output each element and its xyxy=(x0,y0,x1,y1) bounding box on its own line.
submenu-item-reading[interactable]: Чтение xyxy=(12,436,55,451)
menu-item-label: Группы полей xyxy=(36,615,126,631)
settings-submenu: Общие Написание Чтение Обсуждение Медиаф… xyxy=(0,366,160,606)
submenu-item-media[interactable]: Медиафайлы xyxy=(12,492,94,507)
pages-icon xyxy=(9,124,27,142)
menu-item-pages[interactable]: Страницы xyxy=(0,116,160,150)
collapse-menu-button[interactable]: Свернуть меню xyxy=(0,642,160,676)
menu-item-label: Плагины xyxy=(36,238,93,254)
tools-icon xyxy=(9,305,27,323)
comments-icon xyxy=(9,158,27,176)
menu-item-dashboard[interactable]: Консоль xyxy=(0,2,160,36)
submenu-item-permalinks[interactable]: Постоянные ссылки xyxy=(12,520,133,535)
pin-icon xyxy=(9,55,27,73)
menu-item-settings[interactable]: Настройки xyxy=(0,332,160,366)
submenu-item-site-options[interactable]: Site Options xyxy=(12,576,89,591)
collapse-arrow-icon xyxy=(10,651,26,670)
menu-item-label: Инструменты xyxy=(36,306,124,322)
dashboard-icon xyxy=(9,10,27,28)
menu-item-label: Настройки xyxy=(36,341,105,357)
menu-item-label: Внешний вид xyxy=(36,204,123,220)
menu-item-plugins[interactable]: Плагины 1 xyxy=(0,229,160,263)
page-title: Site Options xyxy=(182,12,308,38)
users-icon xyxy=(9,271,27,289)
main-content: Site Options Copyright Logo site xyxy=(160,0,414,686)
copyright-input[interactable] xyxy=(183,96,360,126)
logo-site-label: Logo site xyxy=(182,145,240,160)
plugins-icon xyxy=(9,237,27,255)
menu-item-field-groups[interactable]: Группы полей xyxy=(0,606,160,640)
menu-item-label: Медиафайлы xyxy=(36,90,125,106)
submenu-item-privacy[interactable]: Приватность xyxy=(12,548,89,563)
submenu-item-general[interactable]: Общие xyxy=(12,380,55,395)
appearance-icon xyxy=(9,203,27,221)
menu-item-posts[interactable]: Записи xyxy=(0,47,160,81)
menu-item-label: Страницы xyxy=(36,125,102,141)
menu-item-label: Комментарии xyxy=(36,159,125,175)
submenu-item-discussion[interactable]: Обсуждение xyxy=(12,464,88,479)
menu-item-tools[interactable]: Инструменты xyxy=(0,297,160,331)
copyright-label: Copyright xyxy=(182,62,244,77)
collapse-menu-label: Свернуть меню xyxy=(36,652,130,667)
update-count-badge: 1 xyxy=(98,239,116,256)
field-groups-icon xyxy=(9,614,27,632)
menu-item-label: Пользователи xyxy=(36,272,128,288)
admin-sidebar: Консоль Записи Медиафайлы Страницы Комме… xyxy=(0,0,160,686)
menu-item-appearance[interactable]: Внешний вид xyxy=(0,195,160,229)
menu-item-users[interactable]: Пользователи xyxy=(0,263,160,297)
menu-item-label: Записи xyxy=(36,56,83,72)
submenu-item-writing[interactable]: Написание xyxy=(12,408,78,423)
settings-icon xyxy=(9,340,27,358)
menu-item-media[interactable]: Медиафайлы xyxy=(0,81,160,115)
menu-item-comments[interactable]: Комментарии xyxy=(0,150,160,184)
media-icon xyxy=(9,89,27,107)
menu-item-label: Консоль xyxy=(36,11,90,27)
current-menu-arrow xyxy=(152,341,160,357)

Aim of the task
Put every line of the material above into a Markdown table with two columns, No. for the row number and Entry for the line itself, skipping any blank lines.

Exercise answer
| No. | Entry |
|---|---|
| 1 | output each element and its xyxy=(x0,y0,x1,y1) bounding box on its own line. |
| 2 | submenu-item-reading[interactable]: Чтение xyxy=(12,436,55,451) |
| 3 | menu-item-label: Группы полей xyxy=(36,615,126,631) |
| 4 | settings-submenu: Общие Написание Чтение Обсуждение Медиаф… xyxy=(0,366,160,606) |
| 5 | submenu-item-media[interactable]: Медиафайлы xyxy=(12,492,94,507) |
| 6 | pages-icon xyxy=(9,124,27,142) |
| 7 | menu-item-pages[interactable]: Страницы xyxy=(0,116,160,150) |
| 8 | collapse-menu-button[interactable]: Свернуть меню xyxy=(0,642,160,676) |
| 9 | menu-item-label: Плагины xyxy=(36,238,93,254) |
| 10 | tools-icon xyxy=(9,305,27,323) |
| 11 | comments-icon xyxy=(9,158,27,176) |
| 12 | menu-item-dashboard[interactable]: Консоль xyxy=(0,2,160,36) |
| 13 | submenu-item-permalinks[interactable]: Постоянные ссылки xyxy=(12,520,133,535) |
| 14 | pin-icon xyxy=(9,55,27,73) |
| 15 | menu-item-settings[interactable]: Настройки xyxy=(0,332,160,366) |
| 16 | submenu-item-site-options[interactable]: Site Options xyxy=(12,576,89,591) |
| 17 | collapse-arrow-icon xyxy=(10,651,26,670) |
| 18 | menu-item-label: Инструменты xyxy=(36,306,124,322) |
| 19 | dashboard-icon xyxy=(9,10,27,28) |
| 20 | menu-item-label: Настройки xyxy=(36,341,105,357) |
| 21 | menu-item-label: Внешний вид xyxy=(36,204,123,220) |
| 22 | menu-item-plugins[interactable]: Плагины 1 xyxy=(0,229,160,263) |
| 23 | page-title: Site Options xyxy=(182,12,308,38) |
| 24 | users-icon xyxy=(9,271,27,289) |
| 25 | main-content: Site Options Copyright Logo site xyxy=(160,0,414,686) |
| 26 | copyright-input[interactable] xyxy=(183,96,360,126) |
| 27 | logo-site-label: Logo site xyxy=(182,145,240,160) |
| 28 | plugins-icon xyxy=(9,237,27,255) |
| 29 | menu-item-field-groups[interactable]: Группы полей xyxy=(0,606,160,640) |
| 30 | menu-item-label: Медиафайлы xyxy=(36,90,125,106) |
| 31 | submenu-item-privacy[interactable]: Приватность xyxy=(12,548,89,563) |
| 32 | submenu-item-general[interactable]: Общие xyxy=(12,380,55,395) |
| 33 | appearance-icon xyxy=(9,203,27,221) |
| 34 | menu-item-posts[interactable]: Записи xyxy=(0,47,160,81) |
| 35 | menu-item-label: Страницы xyxy=(36,125,102,141) |
| 36 | menu-item-label: Комментарии xyxy=(36,159,125,175) |
| 37 | submenu-item-discussion[interactable]: Обсуждение xyxy=(12,464,88,479) |
| 38 | menu-item-tools[interactable]: Инструменты xyxy=(0,297,160,331) |
| 39 | copyright-label: Copyright xyxy=(182,62,244,77) |
| 40 | collapse-menu-label: Свернуть меню xyxy=(36,652,130,667) |
| 41 | update-count-badge: 1 xyxy=(98,239,116,256) |
| 42 | field-groups-icon xyxy=(9,614,27,632) |
| 43 | menu-item-label: Пользователи xyxy=(36,272,128,288) |
| 44 | admin-sidebar: Консоль Записи Медиафайлы Страницы Комме… xyxy=(0,0,160,686) |
| 45 | menu-item-appearance[interactable]: Внешний вид xyxy=(0,195,160,229) |
| 46 | menu-item-users[interactable]: Пользователи xyxy=(0,263,160,297) |
| 47 | menu-item-label: Записи xyxy=(36,56,83,72) |
| 48 | submenu-item-writing[interactable]: Написание xyxy=(12,408,78,423) |
| 49 | settings-icon xyxy=(9,340,27,358) |
| 50 | menu-item-media[interactable]: Медиафайлы xyxy=(0,81,160,115) |
| 51 | menu-item-comments[interactable]: Комментарии xyxy=(0,150,160,184) |
| 52 | media-icon xyxy=(9,89,27,107) |
| 53 | menu-item-label: Консоль xyxy=(36,11,90,27) |
| 54 | current-menu-arrow xyxy=(152,341,160,357) |